**Required task:** Present each line of the entries below that holds the word "тексеру".

------------

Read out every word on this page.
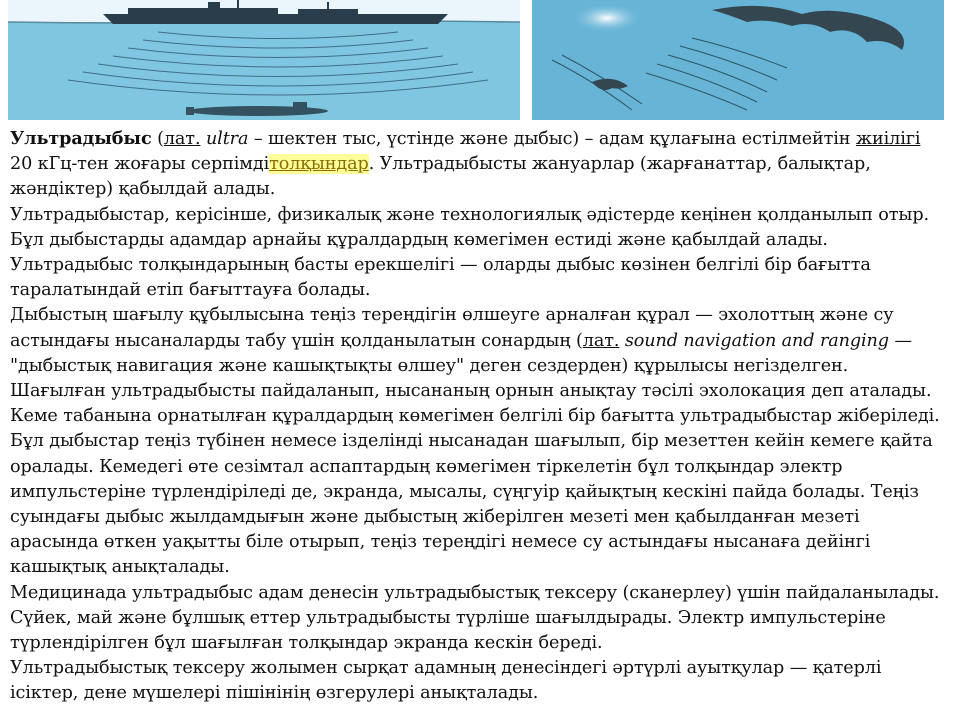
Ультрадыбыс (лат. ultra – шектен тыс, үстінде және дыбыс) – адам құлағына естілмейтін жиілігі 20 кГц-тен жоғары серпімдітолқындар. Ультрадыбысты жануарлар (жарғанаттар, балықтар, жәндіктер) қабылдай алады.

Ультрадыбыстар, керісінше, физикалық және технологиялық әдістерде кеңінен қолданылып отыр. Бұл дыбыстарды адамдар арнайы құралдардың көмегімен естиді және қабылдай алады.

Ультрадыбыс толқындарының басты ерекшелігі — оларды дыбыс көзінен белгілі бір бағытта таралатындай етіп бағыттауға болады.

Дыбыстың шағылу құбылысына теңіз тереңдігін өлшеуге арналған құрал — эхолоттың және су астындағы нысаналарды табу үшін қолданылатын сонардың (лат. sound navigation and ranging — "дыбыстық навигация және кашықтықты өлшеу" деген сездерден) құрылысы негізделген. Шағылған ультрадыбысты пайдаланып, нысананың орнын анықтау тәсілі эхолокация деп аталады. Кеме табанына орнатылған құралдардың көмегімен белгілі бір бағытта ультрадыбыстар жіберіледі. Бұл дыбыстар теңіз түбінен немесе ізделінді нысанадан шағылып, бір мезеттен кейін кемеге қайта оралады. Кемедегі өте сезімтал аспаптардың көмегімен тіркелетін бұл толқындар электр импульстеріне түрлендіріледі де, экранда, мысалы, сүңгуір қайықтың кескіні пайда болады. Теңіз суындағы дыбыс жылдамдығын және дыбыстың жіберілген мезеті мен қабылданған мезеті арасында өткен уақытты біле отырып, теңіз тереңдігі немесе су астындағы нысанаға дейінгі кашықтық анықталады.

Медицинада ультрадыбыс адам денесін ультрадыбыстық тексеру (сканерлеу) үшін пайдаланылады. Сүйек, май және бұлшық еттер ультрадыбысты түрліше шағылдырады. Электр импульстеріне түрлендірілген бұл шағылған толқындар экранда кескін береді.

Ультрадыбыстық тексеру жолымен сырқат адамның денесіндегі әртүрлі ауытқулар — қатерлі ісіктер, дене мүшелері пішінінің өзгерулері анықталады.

------------

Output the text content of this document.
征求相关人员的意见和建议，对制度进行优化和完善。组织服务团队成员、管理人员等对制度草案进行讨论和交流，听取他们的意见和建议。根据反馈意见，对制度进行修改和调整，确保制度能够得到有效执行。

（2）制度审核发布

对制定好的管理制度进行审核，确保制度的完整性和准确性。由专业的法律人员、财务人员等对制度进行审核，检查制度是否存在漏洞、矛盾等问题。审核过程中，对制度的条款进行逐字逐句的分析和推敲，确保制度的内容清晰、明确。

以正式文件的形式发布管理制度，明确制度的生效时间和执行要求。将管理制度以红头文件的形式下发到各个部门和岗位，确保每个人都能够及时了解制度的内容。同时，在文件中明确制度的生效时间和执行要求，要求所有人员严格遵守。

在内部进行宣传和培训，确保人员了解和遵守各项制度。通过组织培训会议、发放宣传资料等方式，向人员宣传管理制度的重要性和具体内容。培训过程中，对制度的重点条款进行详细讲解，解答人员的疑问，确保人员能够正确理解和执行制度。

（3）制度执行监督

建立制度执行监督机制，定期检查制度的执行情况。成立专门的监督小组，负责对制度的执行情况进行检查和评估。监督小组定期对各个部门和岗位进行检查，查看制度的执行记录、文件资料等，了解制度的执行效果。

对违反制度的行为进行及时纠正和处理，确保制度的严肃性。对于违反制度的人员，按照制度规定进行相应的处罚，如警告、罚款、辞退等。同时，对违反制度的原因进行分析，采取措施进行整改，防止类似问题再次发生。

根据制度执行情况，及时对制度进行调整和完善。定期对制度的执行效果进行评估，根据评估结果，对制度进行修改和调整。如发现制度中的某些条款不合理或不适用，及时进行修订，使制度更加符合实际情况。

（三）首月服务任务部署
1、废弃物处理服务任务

------------

**Expected answer:**
Медицинада ультрадыбыс адам денесін ультрадыбыстық тексеру (сканерлеу) үшін пайдаланылады. Сүйек, май және бұлшық еттер ультрадыбысты түрліше шағылдырады. Электр импульстеріне түрлендірілген бұл шағылған толқындар экранда кескін береді.
Ультрадыбыстық тексеру жолымен сырқат адамның денесіндегі әртүрлі ауытқулар — қатерлі ісіктер, дене мүшелері пішінінің өзгерулері анықталады.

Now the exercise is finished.